▸ **INSTRUCTIONS FOR THE TASK**: Repeat each line exactly as it is written.

▸ **RECORDS SHOWN**:
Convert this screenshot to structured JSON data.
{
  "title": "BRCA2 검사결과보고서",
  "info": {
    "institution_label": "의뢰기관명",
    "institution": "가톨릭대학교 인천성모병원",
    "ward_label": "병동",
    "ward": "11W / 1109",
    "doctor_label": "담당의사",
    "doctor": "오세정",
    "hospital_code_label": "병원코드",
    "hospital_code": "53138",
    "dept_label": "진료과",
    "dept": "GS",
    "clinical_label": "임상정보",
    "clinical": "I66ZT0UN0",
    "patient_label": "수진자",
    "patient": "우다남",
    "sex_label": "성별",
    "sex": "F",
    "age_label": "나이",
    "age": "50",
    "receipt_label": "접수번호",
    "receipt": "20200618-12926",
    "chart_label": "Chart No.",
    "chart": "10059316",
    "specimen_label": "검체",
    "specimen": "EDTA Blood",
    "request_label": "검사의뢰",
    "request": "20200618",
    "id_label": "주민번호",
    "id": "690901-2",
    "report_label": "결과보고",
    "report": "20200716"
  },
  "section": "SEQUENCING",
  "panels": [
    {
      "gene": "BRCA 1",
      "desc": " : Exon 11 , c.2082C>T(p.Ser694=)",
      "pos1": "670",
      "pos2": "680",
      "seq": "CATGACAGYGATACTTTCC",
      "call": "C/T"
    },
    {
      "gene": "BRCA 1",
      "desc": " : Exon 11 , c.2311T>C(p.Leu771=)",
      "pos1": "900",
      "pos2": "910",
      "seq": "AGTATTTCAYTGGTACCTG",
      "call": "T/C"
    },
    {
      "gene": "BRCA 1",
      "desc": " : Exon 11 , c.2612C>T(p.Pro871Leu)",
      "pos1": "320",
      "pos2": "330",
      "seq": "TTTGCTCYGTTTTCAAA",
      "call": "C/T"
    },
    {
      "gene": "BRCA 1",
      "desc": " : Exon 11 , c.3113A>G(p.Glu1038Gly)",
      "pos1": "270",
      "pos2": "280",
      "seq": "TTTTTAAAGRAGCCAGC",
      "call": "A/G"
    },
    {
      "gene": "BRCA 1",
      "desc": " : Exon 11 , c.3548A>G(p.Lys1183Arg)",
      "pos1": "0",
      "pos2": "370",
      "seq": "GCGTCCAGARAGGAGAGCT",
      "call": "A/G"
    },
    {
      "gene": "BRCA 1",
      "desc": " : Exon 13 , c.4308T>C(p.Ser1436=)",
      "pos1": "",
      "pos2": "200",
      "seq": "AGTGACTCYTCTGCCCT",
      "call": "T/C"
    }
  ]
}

▸ **EXERCISE RESPONSE**:
Convert this screenshot to structured JSON data.
{
  "title": "BRCA2 검사결과보고서",
  "info": {
    "institution_label": "의뢰기관명",
    "institution": "가톨릭대학교 인천성모병원",
    "ward_label": "병동",
    "ward": "11W / 1109",
    "doctor_label": "담당의사",
    "doctor": "오세정",
    "hospital_code_label": "병원코드",
    "hospital_code": "53138",
    "dept_label": "진료과",
    "dept": "GS",
    "clinical_label": "임상정보",
    "clinical": "I66ZT0UN0",
    "patient_label": "수진자",
    "patient": "우다남",
    "sex_label": "성별",
    "sex": "F",
    "age_label": "나이",
    "age": "50",
    "receipt_label": "접수번호",
    "receipt": "20200618-12926",
    "chart_label": "Chart No.",
    "chart": "10059316",
    "specimen_label": "검체",
    "specimen": "EDTA Blood",
    "request_label": "검사의뢰",
    "request": "20200618",
    "id_label": "주민번호",
    "id": "690901-2",
    "report_label": "결과보고",
    "report": "20200716"
  },
  "section": "SEQUENCING",
  "panels": [
    {
      "gene": "BRCA 1",
      "desc": " : Exon 11 , c.2082C>T(p.Ser694=)",
      "pos1": "670",
      "pos2": "680",
      "seq": "CATGACAGYGATACTTTCC",
      "call": "C/T"
    },
    {
      "gene": "BRCA 1",
      "desc": " : Exon 11 , c.2311T>C(p.Leu771=)",
      "pos1": "900",
      "pos2": "910",
      "seq": "AGTATTTCAYTGGTACCTG",
      "call": "T/C"
    },
    {
      "gene": "BRCA 1",
      "desc": " : Exon 11 , c.2612C>T(p.Pro871Leu)",
      "pos1": "320",
      "pos2": "330",
      "seq": "TTTGCTCYGTTTTCAAA",
      "call": "C/T"
    },
    {
      "gene": "BRCA 1",
      "desc": " : Exon 11 , c.3113A>G(p.Glu1038Gly)",
      "pos1": "270",
      "pos2": "280",
      "seq": "TTTTTAAAGRAGCCAGC",
      "call": "A/G"
    },
    {
      "gene": "BRCA 1",
      "desc": " : Exon 11 , c.3548A>G(p.Lys1183Arg)",
      "pos1": "0",
      "pos2": "370",
      "seq": "GCGTCCAGARAGGAGAGCT",
      "call": "A/G"
    },
    {
      "gene": "BRCA 1",
      "desc": " : Exon 13 , c.4308T>C(p.Ser1436=)",
      "pos1": "",
      "pos2": "200",
      "seq": "AGTGACTCYTCTGCCCT",
      "call": "T/C"
    }
  ]
}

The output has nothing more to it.